STATED EXERCISE. Each record below is to be reproduced without any change.

(begin)

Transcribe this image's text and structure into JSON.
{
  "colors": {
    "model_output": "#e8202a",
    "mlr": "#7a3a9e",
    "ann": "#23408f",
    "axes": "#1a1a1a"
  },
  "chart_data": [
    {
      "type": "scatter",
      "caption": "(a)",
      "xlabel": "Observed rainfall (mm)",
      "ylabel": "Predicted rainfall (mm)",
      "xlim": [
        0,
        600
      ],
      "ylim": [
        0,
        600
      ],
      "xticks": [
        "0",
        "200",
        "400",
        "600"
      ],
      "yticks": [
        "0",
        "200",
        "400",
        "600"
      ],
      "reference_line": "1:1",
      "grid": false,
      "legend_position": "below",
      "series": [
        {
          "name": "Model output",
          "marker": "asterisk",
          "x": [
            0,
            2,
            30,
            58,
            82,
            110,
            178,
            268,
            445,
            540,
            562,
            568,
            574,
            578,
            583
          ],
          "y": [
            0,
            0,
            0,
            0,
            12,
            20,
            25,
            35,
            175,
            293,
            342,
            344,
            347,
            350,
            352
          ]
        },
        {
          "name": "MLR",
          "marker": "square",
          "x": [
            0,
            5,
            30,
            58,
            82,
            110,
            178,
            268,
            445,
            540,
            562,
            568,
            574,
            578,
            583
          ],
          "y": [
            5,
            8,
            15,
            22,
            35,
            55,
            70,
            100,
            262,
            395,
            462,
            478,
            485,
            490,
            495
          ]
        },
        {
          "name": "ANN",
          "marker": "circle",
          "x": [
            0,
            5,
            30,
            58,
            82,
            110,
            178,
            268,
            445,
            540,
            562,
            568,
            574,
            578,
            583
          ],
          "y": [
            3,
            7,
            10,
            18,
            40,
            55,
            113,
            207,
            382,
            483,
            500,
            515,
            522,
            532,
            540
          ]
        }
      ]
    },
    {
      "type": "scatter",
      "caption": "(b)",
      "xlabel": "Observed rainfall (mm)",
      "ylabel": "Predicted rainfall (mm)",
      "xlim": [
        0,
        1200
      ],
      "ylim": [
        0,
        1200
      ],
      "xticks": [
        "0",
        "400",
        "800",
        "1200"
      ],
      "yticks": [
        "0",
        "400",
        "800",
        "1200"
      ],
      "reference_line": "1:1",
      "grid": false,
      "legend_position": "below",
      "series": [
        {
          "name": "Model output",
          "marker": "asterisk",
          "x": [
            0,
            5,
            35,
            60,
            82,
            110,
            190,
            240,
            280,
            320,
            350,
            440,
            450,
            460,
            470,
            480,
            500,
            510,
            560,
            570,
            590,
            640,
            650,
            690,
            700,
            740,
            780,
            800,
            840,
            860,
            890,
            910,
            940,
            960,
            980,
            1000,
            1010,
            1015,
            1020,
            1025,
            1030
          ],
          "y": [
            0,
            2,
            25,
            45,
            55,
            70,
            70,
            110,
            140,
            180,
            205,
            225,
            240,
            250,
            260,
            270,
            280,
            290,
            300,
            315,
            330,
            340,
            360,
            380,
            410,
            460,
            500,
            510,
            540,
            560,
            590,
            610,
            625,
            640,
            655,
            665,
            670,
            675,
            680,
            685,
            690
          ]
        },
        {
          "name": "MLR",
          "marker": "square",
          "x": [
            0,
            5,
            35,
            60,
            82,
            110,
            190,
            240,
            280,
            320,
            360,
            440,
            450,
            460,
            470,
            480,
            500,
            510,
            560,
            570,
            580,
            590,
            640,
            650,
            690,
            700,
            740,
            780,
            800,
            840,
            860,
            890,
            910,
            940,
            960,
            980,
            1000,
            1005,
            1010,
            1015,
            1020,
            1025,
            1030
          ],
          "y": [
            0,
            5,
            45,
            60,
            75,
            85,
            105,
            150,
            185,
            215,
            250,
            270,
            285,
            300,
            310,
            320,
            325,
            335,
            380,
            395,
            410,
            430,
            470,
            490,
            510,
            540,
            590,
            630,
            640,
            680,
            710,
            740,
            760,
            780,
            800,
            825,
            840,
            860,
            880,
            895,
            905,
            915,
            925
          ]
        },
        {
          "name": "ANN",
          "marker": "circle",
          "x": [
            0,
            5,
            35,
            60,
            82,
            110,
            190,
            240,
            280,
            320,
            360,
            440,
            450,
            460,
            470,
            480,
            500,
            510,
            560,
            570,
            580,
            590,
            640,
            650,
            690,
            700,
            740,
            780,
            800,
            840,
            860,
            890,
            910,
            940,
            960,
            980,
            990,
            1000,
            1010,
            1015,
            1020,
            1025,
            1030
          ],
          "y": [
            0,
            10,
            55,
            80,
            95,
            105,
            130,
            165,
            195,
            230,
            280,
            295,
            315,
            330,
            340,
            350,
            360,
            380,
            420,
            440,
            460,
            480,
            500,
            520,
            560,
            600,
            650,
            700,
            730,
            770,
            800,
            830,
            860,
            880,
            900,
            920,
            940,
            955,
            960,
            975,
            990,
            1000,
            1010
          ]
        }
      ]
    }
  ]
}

(end)

REPLY.
Transcribe this image's text and structure into JSON.
{
  "colors": {
    "model_output": "#e8202a",
    "mlr": "#7a3a9e",
    "ann": "#23408f",
    "axes": "#1a1a1a"
  },
  "chart_data": [
    {
      "type": "scatter",
      "caption": "(a)",
      "xlabel": "Observed rainfall (mm)",
      "ylabel": "Predicted rainfall (mm)",
      "xlim": [
        0,
        600
      ],
      "ylim": [
        0,
        600
      ],
      "xticks": [
        "0",
        "200",
        "400",
        "600"
      ],
      "yticks": [
        "0",
        "200",
        "400",
        "600"
      ],
      "reference_line": "1:1",
      "grid": false,
      "legend_position": "below",
      "series": [
        {
          "name": "Model output",
          "marker": "asterisk",
          "x": [
            0,
            2,
            30,
            58,
            82,
            110,
            178,
            268,
            445,
            540,
            562,
            568,
            574,
            578,
            583
          ],
          "y": [
            0,
            0,
            0,
            0,
            12,
            20,
            25,
            35,
            175,
            293,
            342,
            344,
            347,
            350,
            352
          ]
        },
        {
          "name": "MLR",
          "marker": "square",
          "x": [
            0,
            5,
            30,
            58,
            82,
            110,
            178,
            268,
            445,
            540,
            562,
            568,
            574,
            578,
            583
          ],
          "y": [
            5,
            8,
            15,
            22,
            35,
            55,
            70,
            100,
            262,
            395,
            462,
            478,
            485,
            490,
            495
          ]
        },
        {
          "name": "ANN",
          "marker": "circle",
          "x": [
            0,
            5,
            30,
            58,
            82,
            110,
            178,
            268,
            445,
            540,
            562,
            568,
            574,
            578,
            583
          ],
          "y": [
            3,
            7,
            10,
            18,
            40,
            55,
            113,
            207,
            382,
            483,
            500,
            515,
            522,
            532,
            540
          ]
        }
      ]
    },
    {
      "type": "scatter",
      "caption": "(b)",
      "xlabel": "Observed rainfall (mm)",
      "ylabel": "Predicted rainfall (mm)",
      "xlim": [
        0,
        1200
      ],
      "ylim": [
        0,
        1200
      ],
      "xticks": [
        "0",
        "400",
        "800",
        "1200"
      ],
      "yticks": [
        "0",
        "400",
        "800",
        "1200"
      ],
      "reference_line": "1:1",
      "grid": false,
      "legend_position": "below",
      "series": [
        {
          "name": "Model output",
          "marker": "asterisk",
          "x": [
            0,
            5,
            35,
            60,
            82,
            110,
            190,
            240,
            280,
            320,
            350,
            440,
            450,
            460,
            470,
            480,
            500,
            510,
            560,
            570,
            590,
            640,
            650,
            690,
            700,
            740,
            780,
            800,
            840,
            860,
            890,
            910,
            940,
            960,
            980,
            1000,
            1010,
            1015,
            1020,
            1025,
            1030
          ],
          "y": [
            0,
            2,
            25,
            45,
            55,
            70,
            70,
            110,
            140,
            180,
            205,
            225,
            240,
            250,
            260,
            270,
            280,
            290,
            300,
            315,
            330,
            340,
            360,
            380,
            410,
            460,
            500,
            510,
            540,
            560,
            590,
            610,
            625,
            640,
            655,
            665,
            670,
            675,
            680,
            685,
            690
          ]
        },
        {
          "name": "MLR",
          "marker": "square",
          "x": [
            0,
            5,
            35,
            60,
            82,
            110,
            190,
            240,
            280,
            320,
            360,
            440,
            450,
            460,
            470,
            480,
            500,
            510,
            560,
            570,
            580,
            590,
            640,
            650,
            690,
            700,
            740,
            780,
            800,
            840,
            860,
            890,
            910,
            940,
            960,
            980,
            1000,
            1005,
            1010,
            1015,
            1020,
            1025,
            1030
          ],
          "y": [
            0,
            5,
            45,
            60,
            75,
            85,
            105,
            150,
            185,
            215,
            250,
            270,
            285,
            300,
            310,
            320,
            325,
            335,
            380,
            395,
            410,
            430,
            470,
            490,
            510,
            540,
            590,
            630,
            640,
            680,
            710,
            740,
            760,
            780,
            800,
            825,
            840,
            860,
            880,
            895,
            905,
            915,
            925
          ]
        },
        {
          "name": "ANN",
          "marker": "circle",
          "x": [
            0,
            5,
            35,
            60,
            82,
            110,
            190,
            240,
            280,
            320,
            360,
            440,
            450,
            460,
            470,
            480,
            500,
            510,
            560,
            570,
            580,
            590,
            640,
            650,
            690,
            700,
            740,
            780,
            800,
            840,
            860,
            890,
            910,
            940,
            960,
            980,
            990,
            1000,
            1010,
            1015,
            1020,
            1025,
            1030
          ],
          "y": [
            0,
            10,
            55,
            80,
            95,
            105,
            130,
            165,
            195,
            230,
            280,
            295,
            315,
            330,
            340,
            350,
            360,
            380,
            420,
            440,
            460,
            480,
            500,
            520,
            560,
            600,
            650,
            700,
            730,
            770,
            800,
            830,
            860,
            880,
            900,
            920,
            940,
            955,
            960,
            975,
            990,
            1000,
            1010
          ]
        }
      ]
    }
  ]
}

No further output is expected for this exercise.